Let’s face it – there are never enough hours in a day to get everything done. Many of us spend 8 or more busy hours in the office, with a million things to do. And managing the work day can be tough! People are expected to be multitasking masters in busy work environments, without missing a step or falling behind. Talk about challenging!
I’ve put together a list of 3 things that I do on a regular basis at my job to help keep me on task and organized. As an overview, I work in an office and am new to my job, but you could also use these tips if you’re a student or someone who’s spending too much time in the office, and trying to get their hours down to the 8 hour work day. Friends and former coworkers have asked me about some of the things I do because I’m always juggling so many things. Keep reading if you want to learn more!
Tip 1: Prioritize your day
Depending on how busy I expect my day to be, I’ll either do this in the morning right when I get into work, or in the afternoon.
Basically, I think about what I need to get done based on time sensitivity – immediately, before the end of the day, later in the week, etc. I write all of these down in a notebook and cross things off as they get done. It’s honestly, SO satisfying to cross things off the list!
If there’s something on going for a short period of time, or it’s a project or something I know will take me longer than a day, I’ll write it on a post it note so that I can transfer the same note to the next day without having to rewrite it.
I know this sound really simple! But the goal is to think thoroughly about the tasks that are important, and figure out what needs to be done first. Or sometimes it’s easy to just get through the quick tasks to make room for things that need more time.
Tip 2: Utilize your inbox functions
In my opinion, if you use Gmail in a business environment, it can definitely increase your productivity and help you use email in an extremely efficient way! I’ve used Gmail for business at a previous job and it helped SO much. I miss it dearly! (I’m also thinking about listing a few of my favorite features of Gmail in a future post.)
Well…back to the “real” world, and using Outlook. HA! Not that this is a bad thing, I just don’t see myself being as compatible with Outlook 😉
I use my email inbox as a “checklist”. Email (for me) is a type of checklist for requests that are coming in and things that I need to respond to, research, or do. I also receive emails that I may need to use as reference in the future.
When you first start a new job, it can be difficult to gauge what types of emails you might be getting. Asking your manager or coworkers in a similar role can help you to figure out how you want to set up folders in your email inbox. An organized inbox doesn’t always mean that you have 100 folders that are dedicated to their own specific things. I’ve done something similar before, and it became EXTREMELY difficult to manage and reference when you need to dig up historical information. I try to feel out the types of emails I get after a couple of weeks, and slowly build the folders from there.

--- DATA EXCERPT ---
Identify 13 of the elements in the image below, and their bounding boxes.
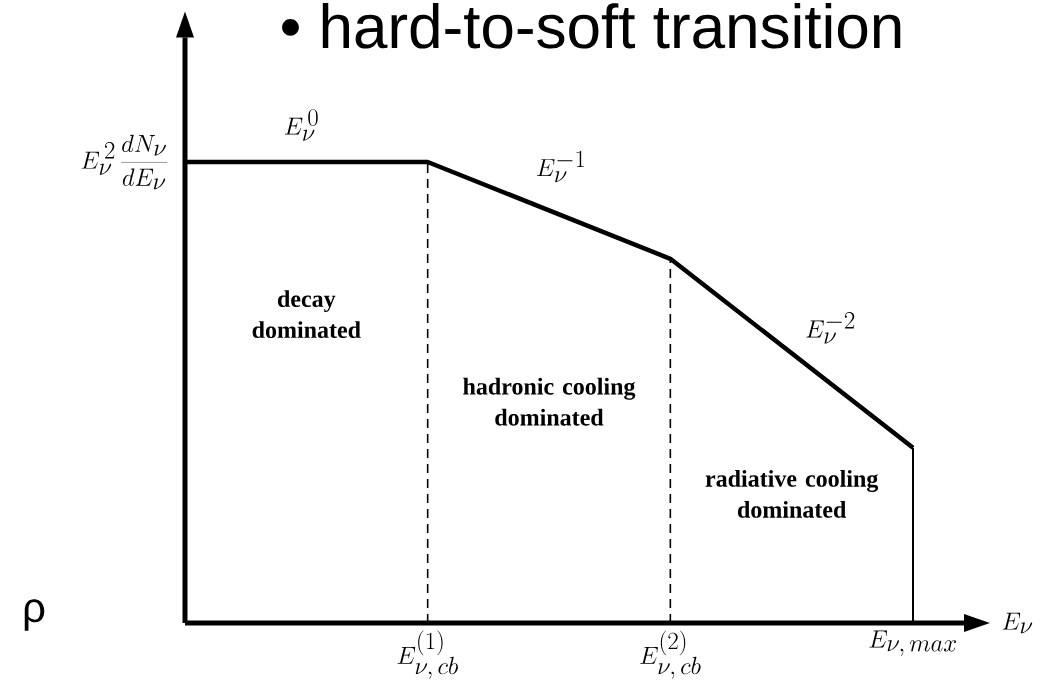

--- WHAT YOU SHOULD DO ---
In the tips on staying organized at work, which email program does the writer use at the current job?

--- FINAL RESULT ---
Outlook.